§ What to work on:
Answer with nothing except the number of lines that contain the word "Choke".
===== Records for the task
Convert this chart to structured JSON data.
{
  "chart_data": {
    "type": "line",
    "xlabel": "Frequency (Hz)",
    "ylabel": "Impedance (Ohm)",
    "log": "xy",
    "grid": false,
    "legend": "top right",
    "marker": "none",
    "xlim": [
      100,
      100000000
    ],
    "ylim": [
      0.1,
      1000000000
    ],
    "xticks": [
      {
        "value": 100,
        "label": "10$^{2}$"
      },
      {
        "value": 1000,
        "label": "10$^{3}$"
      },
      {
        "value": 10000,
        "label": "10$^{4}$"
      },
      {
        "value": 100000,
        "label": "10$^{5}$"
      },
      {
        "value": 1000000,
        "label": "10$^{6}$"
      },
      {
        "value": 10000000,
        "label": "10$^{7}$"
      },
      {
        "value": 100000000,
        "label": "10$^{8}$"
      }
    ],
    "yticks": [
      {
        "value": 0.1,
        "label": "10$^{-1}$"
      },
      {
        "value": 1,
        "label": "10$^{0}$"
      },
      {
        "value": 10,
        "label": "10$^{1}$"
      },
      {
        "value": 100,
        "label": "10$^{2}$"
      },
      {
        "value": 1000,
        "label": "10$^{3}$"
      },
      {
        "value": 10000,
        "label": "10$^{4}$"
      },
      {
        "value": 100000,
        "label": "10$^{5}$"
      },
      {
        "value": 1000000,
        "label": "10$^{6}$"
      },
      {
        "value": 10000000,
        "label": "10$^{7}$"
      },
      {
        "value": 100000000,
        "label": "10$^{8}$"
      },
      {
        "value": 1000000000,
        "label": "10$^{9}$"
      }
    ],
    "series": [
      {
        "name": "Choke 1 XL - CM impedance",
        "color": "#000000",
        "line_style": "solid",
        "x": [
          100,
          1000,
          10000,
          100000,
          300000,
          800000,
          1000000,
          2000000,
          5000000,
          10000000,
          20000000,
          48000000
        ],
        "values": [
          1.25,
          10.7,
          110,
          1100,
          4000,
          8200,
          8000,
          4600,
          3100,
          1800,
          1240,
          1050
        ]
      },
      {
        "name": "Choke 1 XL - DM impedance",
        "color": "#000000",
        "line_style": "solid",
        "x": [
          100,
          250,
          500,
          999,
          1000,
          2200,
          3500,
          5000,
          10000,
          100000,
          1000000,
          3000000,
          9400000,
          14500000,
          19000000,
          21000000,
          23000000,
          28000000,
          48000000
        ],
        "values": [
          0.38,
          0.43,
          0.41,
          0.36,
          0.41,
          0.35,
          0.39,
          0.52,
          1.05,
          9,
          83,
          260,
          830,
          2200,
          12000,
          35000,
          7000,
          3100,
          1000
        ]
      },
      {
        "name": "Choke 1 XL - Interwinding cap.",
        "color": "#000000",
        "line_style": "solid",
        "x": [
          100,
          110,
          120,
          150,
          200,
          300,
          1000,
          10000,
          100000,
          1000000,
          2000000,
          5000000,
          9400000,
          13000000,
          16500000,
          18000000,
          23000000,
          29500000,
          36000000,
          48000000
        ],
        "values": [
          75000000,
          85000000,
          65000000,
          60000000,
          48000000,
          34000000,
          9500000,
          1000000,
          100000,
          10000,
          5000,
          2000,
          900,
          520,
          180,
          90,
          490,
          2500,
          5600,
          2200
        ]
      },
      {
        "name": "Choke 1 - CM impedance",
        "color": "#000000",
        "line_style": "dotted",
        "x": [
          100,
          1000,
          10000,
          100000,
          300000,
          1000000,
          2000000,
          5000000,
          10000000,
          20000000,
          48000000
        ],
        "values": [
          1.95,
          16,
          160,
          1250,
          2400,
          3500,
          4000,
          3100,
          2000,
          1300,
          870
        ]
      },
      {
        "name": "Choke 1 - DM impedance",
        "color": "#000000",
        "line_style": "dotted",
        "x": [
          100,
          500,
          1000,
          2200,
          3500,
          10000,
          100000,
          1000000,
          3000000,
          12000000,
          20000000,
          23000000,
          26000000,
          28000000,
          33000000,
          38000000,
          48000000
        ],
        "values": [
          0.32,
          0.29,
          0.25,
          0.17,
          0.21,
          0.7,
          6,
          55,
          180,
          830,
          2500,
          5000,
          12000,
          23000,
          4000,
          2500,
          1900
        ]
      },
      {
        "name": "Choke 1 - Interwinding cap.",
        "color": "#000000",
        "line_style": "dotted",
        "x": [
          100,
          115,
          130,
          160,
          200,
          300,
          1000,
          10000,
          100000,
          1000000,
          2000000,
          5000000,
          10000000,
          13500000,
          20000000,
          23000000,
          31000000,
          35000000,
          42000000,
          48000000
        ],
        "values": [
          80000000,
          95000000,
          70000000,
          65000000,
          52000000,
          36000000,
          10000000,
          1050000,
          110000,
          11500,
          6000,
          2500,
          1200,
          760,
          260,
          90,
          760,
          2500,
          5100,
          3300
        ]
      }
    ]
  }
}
==========
===== Records for the task
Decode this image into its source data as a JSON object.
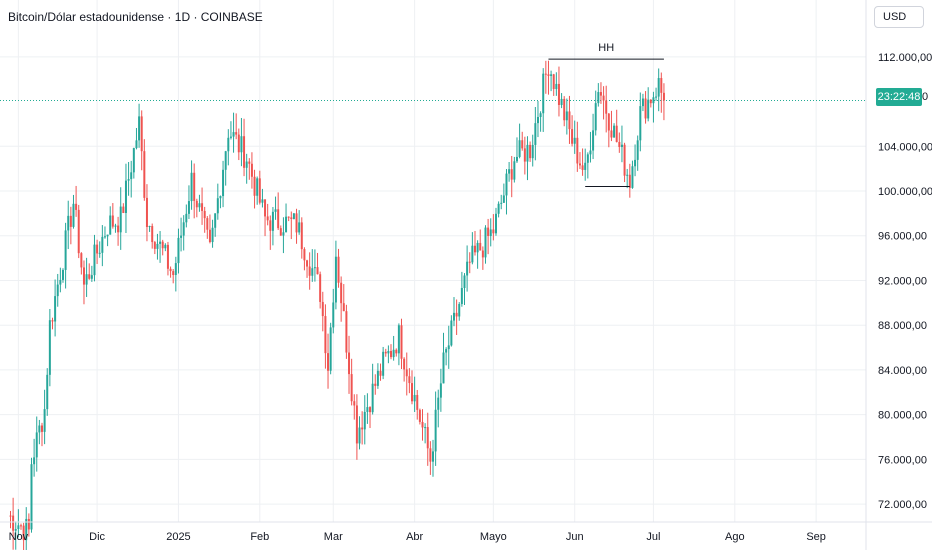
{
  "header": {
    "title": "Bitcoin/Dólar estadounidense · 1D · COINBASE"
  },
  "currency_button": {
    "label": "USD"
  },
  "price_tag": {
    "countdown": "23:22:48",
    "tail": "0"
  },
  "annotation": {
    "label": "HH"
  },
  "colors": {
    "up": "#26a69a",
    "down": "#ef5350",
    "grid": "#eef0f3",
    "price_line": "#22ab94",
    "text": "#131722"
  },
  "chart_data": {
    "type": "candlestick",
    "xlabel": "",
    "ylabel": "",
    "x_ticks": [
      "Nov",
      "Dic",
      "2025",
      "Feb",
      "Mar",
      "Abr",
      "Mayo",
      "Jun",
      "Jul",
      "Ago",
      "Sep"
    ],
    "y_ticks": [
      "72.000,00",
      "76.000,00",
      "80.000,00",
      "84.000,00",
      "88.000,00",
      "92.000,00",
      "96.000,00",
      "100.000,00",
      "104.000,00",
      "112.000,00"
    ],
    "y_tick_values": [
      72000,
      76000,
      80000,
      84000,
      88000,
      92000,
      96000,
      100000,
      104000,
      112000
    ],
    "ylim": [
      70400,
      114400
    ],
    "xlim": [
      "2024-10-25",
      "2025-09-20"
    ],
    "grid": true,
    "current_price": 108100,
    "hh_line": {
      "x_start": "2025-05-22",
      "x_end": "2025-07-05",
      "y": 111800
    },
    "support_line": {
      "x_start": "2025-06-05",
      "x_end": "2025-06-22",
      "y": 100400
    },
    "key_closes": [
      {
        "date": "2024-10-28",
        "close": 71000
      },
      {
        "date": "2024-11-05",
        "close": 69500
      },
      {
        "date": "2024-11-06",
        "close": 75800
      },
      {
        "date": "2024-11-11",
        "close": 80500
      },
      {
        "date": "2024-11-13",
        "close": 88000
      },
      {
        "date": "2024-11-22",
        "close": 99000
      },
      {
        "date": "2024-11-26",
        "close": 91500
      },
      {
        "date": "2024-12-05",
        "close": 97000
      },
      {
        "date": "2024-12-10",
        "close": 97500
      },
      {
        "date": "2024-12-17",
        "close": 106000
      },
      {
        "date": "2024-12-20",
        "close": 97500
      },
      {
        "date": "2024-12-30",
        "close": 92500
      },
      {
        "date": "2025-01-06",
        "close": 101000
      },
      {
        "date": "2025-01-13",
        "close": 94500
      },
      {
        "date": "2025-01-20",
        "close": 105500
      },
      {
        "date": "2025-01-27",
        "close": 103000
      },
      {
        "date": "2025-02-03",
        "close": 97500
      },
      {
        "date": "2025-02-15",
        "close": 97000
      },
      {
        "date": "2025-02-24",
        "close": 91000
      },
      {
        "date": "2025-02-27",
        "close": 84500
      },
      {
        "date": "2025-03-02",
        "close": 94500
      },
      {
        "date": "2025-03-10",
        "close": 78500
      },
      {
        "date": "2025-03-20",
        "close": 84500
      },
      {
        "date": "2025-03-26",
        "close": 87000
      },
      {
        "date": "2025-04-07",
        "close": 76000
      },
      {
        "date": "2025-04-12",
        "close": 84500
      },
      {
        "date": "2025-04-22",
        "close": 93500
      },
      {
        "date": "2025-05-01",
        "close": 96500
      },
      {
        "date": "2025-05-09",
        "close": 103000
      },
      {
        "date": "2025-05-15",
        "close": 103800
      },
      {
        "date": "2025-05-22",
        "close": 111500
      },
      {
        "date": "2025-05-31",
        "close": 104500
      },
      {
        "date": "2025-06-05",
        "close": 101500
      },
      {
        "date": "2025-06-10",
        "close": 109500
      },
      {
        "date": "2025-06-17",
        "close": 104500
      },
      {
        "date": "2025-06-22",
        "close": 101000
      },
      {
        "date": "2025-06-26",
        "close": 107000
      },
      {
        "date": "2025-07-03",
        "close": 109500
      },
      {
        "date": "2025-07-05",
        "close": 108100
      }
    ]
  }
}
==========
§ Solution to this task:
6